▶ **CHALLENGE**:
Below you will find a set of lines. Repeat them all exactly.

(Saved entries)

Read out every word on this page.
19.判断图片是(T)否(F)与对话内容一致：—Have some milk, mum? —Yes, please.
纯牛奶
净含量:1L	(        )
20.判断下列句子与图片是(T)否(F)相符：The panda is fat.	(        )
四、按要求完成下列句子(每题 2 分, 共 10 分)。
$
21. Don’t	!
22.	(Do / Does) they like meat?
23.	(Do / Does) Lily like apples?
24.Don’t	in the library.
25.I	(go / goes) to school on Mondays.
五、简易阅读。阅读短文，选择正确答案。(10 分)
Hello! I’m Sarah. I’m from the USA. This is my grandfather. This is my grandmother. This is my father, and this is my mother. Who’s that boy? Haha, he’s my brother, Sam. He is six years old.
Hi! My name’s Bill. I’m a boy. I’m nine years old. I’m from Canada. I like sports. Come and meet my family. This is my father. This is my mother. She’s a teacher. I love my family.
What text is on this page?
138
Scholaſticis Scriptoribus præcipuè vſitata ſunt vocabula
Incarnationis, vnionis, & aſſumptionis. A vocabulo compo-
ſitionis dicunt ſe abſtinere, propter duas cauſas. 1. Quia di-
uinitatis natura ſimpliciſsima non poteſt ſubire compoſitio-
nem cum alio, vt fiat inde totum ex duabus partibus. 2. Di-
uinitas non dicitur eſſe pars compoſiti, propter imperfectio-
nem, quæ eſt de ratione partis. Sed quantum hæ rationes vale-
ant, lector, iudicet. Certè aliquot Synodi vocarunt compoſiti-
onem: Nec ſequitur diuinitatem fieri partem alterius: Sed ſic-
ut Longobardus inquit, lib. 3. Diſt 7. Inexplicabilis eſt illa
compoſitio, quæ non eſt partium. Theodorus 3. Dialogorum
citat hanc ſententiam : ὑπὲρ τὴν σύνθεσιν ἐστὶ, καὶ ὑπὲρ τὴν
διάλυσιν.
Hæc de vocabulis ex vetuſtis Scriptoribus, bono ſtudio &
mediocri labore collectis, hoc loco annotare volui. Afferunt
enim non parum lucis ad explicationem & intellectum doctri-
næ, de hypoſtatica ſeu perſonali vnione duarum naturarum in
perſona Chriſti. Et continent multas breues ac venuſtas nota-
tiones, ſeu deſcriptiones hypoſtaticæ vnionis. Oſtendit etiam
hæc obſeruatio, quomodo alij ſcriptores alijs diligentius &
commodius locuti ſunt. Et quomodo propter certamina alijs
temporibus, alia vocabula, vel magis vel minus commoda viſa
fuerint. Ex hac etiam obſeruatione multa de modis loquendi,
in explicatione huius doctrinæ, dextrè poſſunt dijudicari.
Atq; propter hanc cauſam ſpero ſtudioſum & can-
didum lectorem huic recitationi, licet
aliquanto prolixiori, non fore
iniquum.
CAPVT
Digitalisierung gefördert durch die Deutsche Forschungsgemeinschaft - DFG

▶ **REPLY**:
Read out every word on this page.
19.判断图片是(T)否(F)与对话内容一致：—Have some milk, mum? —Yes, please.
纯牛奶
净含量:1L	(        )
20.判断下列句子与图片是(T)否(F)相符：The panda is fat.	(        )
四、按要求完成下列句子(每题 2 分, 共 10 分)。
$
21. Don’t	!
22.	(Do / Does) they like meat?
23.	(Do / Does) Lily like apples?
24.Don’t	in the library.
25.I	(go / goes) to school on Mondays.
五、简易阅读。阅读短文，选择正确答案。(10 分)
Hello! I’m Sarah. I’m from the USA. This is my grandfather. This is my grandmother. This is my father, and this is my mother. Who’s that boy? Haha, he’s my brother, Sam. He is six years old.
Hi! My name’s Bill. I’m a boy. I’m nine years old. I’m from Canada. I like sports. Come and meet my family. This is my father. This is my mother. She’s a teacher. I love my family.
What text is on this page?
138
Scholaſticis Scriptoribus præcipuè vſitata ſunt vocabula
Incarnationis, vnionis, & aſſumptionis. A vocabulo compo-
ſitionis dicunt ſe abſtinere, propter duas cauſas. 1. Quia di-
uinitatis natura ſimpliciſsima non poteſt ſubire compoſitio-
nem cum alio, vt fiat inde totum ex duabus partibus. 2. Di-
uinitas non dicitur eſſe pars compoſiti, propter imperfectio-
nem, quæ eſt de ratione partis. Sed quantum hæ rationes vale-
ant, lector, iudicet. Certè aliquot Synodi vocarunt compoſiti-
onem: Nec ſequitur diuinitatem fieri partem alterius: Sed ſic-
ut Longobardus inquit, lib. 3. Diſt 7. Inexplicabilis eſt illa
compoſitio, quæ non eſt partium. Theodorus 3. Dialogorum
citat hanc ſententiam : ὑπὲρ τὴν σύνθεσιν ἐστὶ, καὶ ὑπὲρ τὴν
διάλυσιν.
Hæc de vocabulis ex vetuſtis Scriptoribus, bono ſtudio &
mediocri labore collectis, hoc loco annotare volui. Afferunt
enim non parum lucis ad explicationem & intellectum doctri-
næ, de hypoſtatica ſeu perſonali vnione duarum naturarum in
perſona Chriſti. Et continent multas breues ac venuſtas nota-
tiones, ſeu deſcriptiones hypoſtaticæ vnionis. Oſtendit etiam
hæc obſeruatio, quomodo alij ſcriptores alijs diligentius &
commodius locuti ſunt. Et quomodo propter certamina alijs
temporibus, alia vocabula, vel magis vel minus commoda viſa
fuerint. Ex hac etiam obſeruatione multa de modis loquendi,
in explicatione huius doctrinæ, dextrè poſſunt dijudicari.
Atq; propter hanc cauſam ſpero ſtudioſum & can-
didum lectorem huic recitationi, licet
aliquanto prolixiori, non fore
iniquum.
CAPVT
Digitalisierung gefördert durch die Deutsche Forschungsgemeinschaft - DFG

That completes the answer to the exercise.